# Aim of the exercise:
Return all of the data exactly as given.

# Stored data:
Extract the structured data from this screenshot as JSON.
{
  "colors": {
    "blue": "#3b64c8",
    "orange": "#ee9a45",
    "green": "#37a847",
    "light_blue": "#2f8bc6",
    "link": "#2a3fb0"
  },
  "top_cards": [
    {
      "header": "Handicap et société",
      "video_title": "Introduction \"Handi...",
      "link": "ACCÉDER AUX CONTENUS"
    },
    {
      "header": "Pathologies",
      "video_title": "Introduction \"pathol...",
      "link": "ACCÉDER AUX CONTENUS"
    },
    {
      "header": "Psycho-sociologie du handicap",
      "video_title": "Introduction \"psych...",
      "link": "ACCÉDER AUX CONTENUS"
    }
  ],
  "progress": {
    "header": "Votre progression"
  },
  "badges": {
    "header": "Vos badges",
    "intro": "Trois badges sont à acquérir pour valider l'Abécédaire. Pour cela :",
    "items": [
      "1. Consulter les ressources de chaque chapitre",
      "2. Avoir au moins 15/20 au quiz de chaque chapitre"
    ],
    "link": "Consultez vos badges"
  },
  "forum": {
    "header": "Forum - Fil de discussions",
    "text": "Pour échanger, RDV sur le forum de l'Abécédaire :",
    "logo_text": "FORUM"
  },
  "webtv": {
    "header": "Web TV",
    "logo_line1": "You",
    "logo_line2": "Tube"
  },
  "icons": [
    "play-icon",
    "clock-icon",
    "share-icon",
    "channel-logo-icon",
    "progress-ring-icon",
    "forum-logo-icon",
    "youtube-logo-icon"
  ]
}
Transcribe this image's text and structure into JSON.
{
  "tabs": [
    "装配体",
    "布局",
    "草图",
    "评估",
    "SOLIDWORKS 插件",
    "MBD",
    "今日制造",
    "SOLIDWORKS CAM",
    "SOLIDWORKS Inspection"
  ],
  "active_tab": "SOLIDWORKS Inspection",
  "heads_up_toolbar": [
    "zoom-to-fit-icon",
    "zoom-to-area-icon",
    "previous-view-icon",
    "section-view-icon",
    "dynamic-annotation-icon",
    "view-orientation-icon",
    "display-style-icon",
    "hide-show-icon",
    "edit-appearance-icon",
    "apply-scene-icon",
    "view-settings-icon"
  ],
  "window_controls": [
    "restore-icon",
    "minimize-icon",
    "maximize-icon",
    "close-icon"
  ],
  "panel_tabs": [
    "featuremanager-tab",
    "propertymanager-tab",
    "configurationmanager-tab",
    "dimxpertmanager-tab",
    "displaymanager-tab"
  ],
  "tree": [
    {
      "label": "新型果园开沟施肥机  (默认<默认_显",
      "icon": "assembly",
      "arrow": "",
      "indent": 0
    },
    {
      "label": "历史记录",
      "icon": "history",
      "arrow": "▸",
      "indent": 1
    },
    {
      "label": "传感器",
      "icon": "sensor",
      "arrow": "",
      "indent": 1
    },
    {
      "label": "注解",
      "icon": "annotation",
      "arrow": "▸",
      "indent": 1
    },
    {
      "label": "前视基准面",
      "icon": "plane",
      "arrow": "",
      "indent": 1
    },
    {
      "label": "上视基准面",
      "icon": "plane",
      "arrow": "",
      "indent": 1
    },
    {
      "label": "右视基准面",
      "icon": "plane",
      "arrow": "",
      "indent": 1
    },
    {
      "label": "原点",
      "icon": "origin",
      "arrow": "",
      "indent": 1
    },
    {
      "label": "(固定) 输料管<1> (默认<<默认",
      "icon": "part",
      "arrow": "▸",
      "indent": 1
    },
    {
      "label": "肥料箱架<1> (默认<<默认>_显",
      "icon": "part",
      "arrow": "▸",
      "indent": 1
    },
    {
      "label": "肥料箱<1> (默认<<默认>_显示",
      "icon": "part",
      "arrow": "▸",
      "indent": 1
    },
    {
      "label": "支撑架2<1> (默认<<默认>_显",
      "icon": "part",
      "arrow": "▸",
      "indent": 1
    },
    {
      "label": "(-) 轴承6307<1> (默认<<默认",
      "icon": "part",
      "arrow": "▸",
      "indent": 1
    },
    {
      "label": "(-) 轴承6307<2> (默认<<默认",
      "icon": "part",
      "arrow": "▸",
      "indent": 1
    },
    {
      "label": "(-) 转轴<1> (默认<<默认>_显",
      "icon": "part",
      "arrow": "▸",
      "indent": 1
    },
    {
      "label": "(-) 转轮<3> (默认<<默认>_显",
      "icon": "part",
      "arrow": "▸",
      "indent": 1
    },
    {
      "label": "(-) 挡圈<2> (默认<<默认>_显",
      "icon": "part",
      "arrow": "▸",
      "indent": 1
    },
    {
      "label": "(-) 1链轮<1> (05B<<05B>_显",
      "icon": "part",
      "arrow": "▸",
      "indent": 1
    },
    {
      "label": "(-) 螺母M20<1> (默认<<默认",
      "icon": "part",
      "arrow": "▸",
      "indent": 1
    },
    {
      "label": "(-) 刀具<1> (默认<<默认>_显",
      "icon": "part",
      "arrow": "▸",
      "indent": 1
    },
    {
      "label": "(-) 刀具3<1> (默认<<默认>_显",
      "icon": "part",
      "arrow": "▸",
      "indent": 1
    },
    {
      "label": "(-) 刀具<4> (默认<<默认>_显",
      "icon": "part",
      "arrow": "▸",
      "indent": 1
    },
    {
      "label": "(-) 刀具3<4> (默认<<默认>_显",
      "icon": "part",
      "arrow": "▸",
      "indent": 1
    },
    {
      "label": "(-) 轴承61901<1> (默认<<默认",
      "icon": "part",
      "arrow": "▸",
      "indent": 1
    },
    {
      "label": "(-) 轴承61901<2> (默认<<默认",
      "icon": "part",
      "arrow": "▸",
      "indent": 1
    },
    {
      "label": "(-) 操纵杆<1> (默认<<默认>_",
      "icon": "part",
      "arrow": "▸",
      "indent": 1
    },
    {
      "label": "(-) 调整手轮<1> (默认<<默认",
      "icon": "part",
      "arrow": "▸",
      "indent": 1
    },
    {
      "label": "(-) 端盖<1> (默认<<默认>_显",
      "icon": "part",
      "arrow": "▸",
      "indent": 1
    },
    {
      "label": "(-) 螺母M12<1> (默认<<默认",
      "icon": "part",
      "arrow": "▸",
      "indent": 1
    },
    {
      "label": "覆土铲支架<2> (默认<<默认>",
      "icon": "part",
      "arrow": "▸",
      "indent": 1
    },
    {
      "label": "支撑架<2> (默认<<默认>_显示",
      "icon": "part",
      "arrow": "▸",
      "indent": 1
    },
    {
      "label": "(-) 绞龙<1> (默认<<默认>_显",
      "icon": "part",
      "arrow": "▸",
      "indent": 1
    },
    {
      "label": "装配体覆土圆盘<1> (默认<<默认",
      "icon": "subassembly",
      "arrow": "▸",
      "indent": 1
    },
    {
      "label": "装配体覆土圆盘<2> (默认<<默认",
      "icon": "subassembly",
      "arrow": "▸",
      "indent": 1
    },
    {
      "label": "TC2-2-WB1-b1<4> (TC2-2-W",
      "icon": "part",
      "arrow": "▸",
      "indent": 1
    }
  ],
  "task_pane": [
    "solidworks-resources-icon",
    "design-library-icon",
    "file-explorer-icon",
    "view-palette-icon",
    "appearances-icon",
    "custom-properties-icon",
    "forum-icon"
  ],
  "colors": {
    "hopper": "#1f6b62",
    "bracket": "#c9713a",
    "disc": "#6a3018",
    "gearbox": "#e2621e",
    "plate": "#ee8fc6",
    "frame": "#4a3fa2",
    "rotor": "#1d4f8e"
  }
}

# Solution to this task:
Extract the structured data from this screenshot as JSON.
{
  "colors": {
    "blue": "#3b64c8",
    "orange": "#ee9a45",
    "green": "#37a847",
    "light_blue": "#2f8bc6",
    "link": "#2a3fb0"
  },
  "top_cards": [
    {
      "header": "Handicap et société",
      "video_title": "Introduction \"Handi...",
      "link": "ACCÉDER AUX CONTENUS"
    },
    {
      "header": "Pathologies",
      "video_title": "Introduction \"pathol...",
      "link": "ACCÉDER AUX CONTENUS"
    },
    {
      "header": "Psycho-sociologie du handicap",
      "video_title": "Introduction \"psych...",
      "link": "ACCÉDER AUX CONTENUS"
    }
  ],
  "progress": {
    "header": "Votre progression"
  },
  "badges": {
    "header": "Vos badges",
    "intro": "Trois badges sont à acquérir pour valider l'Abécédaire. Pour cela :",
    "items": [
      "1. Consulter les ressources de chaque chapitre",
      "2. Avoir au moins 15/20 au quiz de chaque chapitre"
    ],
    "link": "Consultez vos badges"
  },
  "forum": {
    "header": "Forum - Fil de discussions",
    "text": "Pour échanger, RDV sur le forum de l'Abécédaire :",
    "logo_text": "FORUM"
  },
  "webtv": {
    "header": "Web TV",
    "logo_line1": "You",
    "logo_line2": "Tube"
  },
  "icons": [
    "play-icon",
    "clock-icon",
    "share-icon",
    "channel-logo-icon",
    "progress-ring-icon",
    "forum-logo-icon",
    "youtube-logo-icon"
  ]
}
Transcribe this image's text and structure into JSON.
{
  "tabs": [
    "装配体",
    "布局",
    "草图",
    "评估",
    "SOLIDWORKS 插件",
    "MBD",
    "今日制造",
    "SOLIDWORKS CAM",
    "SOLIDWORKS Inspection"
  ],
  "active_tab": "SOLIDWORKS Inspection",
  "heads_up_toolbar": [
    "zoom-to-fit-icon",
    "zoom-to-area-icon",
    "previous-view-icon",
    "section-view-icon",
    "dynamic-annotation-icon",
    "view-orientation-icon",
    "display-style-icon",
    "hide-show-icon",
    "edit-appearance-icon",
    "apply-scene-icon",
    "view-settings-icon"
  ],
  "window_controls": [
    "restore-icon",
    "minimize-icon",
    "maximize-icon",
    "close-icon"
  ],
  "panel_tabs": [
    "featuremanager-tab",
    "propertymanager-tab",
    "configurationmanager-tab",
    "dimxpertmanager-tab",
    "displaymanager-tab"
  ],
  "tree": [
    {
      "label": "新型果园开沟施肥机  (默认<默认_显",
      "icon": "assembly",
      "arrow": "",
      "indent": 0
    },
    {
      "label": "历史记录",
      "icon": "history",
      "arrow": "▸",
      "indent": 1
    },
    {
      "label": "传感器",
      "icon": "sensor",
      "arrow": "",
      "indent": 1
    },
    {
      "label": "注解",
      "icon": "annotation",
      "arrow": "▸",
      "indent": 1
    },
    {
      "label": "前视基准面",
      "icon": "plane",
      "arrow": "",
      "indent": 1
    },
    {
      "label": "上视基准面",
      "icon": "plane",
      "arrow": "",
      "indent": 1
    },
    {
      "label": "右视基准面",
      "icon": "plane",
      "arrow": "",
      "indent": 1
    },
    {
      "label": "原点",
      "icon": "origin",
      "arrow": "",
      "indent": 1
    },
    {
      "label": "(固定) 输料管<1> (默认<<默认",
      "icon": "part",
      "arrow": "▸",
      "indent": 1
    },
    {
      "label": "肥料箱架<1> (默认<<默认>_显",
      "icon": "part",
      "arrow": "▸",
      "indent": 1
    },
    {
      "label": "肥料箱<1> (默认<<默认>_显示",
      "icon": "part",
      "arrow": "▸",
      "indent": 1
    },
    {
      "label": "支撑架2<1> (默认<<默认>_显",
      "icon": "part",
      "arrow": "▸",
      "indent": 1
    },
    {
      "label": "(-) 轴承6307<1> (默认<<默认",
      "icon": "part",
      "arrow": "▸",
      "indent": 1
    },
    {
      "label": "(-) 轴承6307<2> (默认<<默认",
      "icon": "part",
      "arrow": "▸",
      "indent": 1
    },
    {
      "label": "(-) 转轴<1> (默认<<默认>_显",
      "icon": "part",
      "arrow": "▸",
      "indent": 1
    },
    {
      "label": "(-) 转轮<3> (默认<<默认>_显",
      "icon": "part",
      "arrow": "▸",
      "indent": 1
    },
    {
      "label": "(-) 挡圈<2> (默认<<默认>_显",
      "icon": "part",
      "arrow": "▸",
      "indent": 1
    },
    {
      "label": "(-) 1链轮<1> (05B<<05B>_显",
      "icon": "part",
      "arrow": "▸",
      "indent": 1
    },
    {
      "label": "(-) 螺母M20<1> (默认<<默认",
      "icon": "part",
      "arrow": "▸",
      "indent": 1
    },
    {
      "label": "(-) 刀具<1> (默认<<默认>_显",
      "icon": "part",
      "arrow": "▸",
      "indent": 1
    },
    {
      "label": "(-) 刀具3<1> (默认<<默认>_显",
      "icon": "part",
      "arrow": "▸",
      "indent": 1
    },
    {
      "label": "(-) 刀具<4> (默认<<默认>_显",
      "icon": "part",
      "arrow": "▸",
      "indent": 1
    },
    {
      "label": "(-) 刀具3<4> (默认<<默认>_显",
      "icon": "part",
      "arrow": "▸",
      "indent": 1
    },
    {
      "label": "(-) 轴承61901<1> (默认<<默认",
      "icon": "part",
      "arrow": "▸",
      "indent": 1
    },
    {
      "label": "(-) 轴承61901<2> (默认<<默认",
      "icon": "part",
      "arrow": "▸",
      "indent": 1
    },
    {
      "label": "(-) 操纵杆<1> (默认<<默认>_",
      "icon": "part",
      "arrow": "▸",
      "indent": 1
    },
    {
      "label": "(-) 调整手轮<1> (默认<<默认",
      "icon": "part",
      "arrow": "▸",
      "indent": 1
    },
    {
      "label": "(-) 端盖<1> (默认<<默认>_显",
      "icon": "part",
      "arrow": "▸",
      "indent": 1
    },
    {
      "label": "(-) 螺母M12<1> (默认<<默认",
      "icon": "part",
      "arrow": "▸",
      "indent": 1
    },
    {
      "label": "覆土铲支架<2> (默认<<默认>",
      "icon": "part",
      "arrow": "▸",
      "indent": 1
    },
    {
      "label": "支撑架<2> (默认<<默认>_显示",
      "icon": "part",
      "arrow": "▸",
      "indent": 1
    },
    {
      "label": "(-) 绞龙<1> (默认<<默认>_显",
      "icon": "part",
      "arrow": "▸",
      "indent": 1
    },
    {
      "label": "装配体覆土圆盘<1> (默认<<默认",
      "icon": "subassembly",
      "arrow": "▸",
      "indent": 1
    },
    {
      "label": "装配体覆土圆盘<2> (默认<<默认",
      "icon": "subassembly",
      "arrow": "▸",
      "indent": 1
    },
    {
      "label": "TC2-2-WB1-b1<4> (TC2-2-W",
      "icon": "part",
      "arrow": "▸",
      "indent": 1
    }
  ],
  "task_pane": [
    "solidworks-resources-icon",
    "design-library-icon",
    "file-explorer-icon",
    "view-palette-icon",
    "appearances-icon",
    "custom-properties-icon",
    "forum-icon"
  ],
  "colors": {
    "hopper": "#1f6b62",
    "bracket": "#c9713a",
    "disc": "#6a3018",
    "gearbox": "#e2621e",
    "plate": "#ee8fc6",
    "frame": "#4a3fa2",
    "rotor": "#1d4f8e"
  }
}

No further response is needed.